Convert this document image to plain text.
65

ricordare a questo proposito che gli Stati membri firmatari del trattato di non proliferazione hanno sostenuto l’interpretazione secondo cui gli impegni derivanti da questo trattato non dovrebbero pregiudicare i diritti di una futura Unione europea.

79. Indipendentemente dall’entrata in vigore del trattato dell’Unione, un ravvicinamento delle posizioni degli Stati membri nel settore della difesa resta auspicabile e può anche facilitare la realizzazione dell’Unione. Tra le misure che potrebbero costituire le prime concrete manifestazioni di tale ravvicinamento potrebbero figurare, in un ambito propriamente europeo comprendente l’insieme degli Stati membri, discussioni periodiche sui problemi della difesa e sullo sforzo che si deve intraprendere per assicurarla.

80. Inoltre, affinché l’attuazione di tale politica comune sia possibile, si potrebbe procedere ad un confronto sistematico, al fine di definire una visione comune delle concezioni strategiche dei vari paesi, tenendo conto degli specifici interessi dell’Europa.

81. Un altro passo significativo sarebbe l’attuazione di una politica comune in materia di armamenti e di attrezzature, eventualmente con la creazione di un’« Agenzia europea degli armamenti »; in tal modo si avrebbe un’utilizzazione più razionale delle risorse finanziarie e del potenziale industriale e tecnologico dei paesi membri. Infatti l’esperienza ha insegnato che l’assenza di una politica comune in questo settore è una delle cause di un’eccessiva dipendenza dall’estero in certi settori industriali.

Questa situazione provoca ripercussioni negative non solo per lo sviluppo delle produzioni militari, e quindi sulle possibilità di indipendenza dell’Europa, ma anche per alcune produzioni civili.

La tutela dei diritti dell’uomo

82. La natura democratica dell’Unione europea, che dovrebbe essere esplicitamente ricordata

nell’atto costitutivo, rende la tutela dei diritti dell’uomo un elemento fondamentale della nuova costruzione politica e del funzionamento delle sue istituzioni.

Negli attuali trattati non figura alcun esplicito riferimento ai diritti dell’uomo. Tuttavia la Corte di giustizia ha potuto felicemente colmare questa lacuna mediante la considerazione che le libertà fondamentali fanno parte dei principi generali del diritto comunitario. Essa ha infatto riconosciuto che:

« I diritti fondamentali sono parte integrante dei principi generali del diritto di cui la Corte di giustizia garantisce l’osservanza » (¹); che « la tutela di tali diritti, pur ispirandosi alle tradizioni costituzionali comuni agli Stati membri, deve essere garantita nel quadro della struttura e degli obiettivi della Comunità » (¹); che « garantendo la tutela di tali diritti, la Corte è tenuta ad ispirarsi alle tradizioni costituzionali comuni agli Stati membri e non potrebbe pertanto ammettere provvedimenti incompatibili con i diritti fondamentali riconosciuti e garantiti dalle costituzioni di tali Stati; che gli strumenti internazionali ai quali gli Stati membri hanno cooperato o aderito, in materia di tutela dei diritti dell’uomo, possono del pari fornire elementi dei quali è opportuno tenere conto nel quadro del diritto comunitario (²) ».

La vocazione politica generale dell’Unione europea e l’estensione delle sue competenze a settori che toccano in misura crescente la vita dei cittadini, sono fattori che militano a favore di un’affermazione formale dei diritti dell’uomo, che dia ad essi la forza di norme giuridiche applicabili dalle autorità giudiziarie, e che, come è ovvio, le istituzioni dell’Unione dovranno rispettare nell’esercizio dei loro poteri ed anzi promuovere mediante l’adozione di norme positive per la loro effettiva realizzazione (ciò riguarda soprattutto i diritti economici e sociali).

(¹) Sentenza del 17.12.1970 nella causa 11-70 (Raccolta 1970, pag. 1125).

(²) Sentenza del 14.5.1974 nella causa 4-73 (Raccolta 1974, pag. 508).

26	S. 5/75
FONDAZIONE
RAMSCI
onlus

__PROBLEM DETAILS__: Locate the lines above that contain "Sentenza" and copy them.

__REPLY TO THE TASK__:
(¹) Sentenza del 17.12.1970 nella causa 11-70 (Raccolta 1970, pag. 1125).
(²) Sentenza del 14.5.1974 nella causa 4-73 (Raccolta 1974, pag. 508).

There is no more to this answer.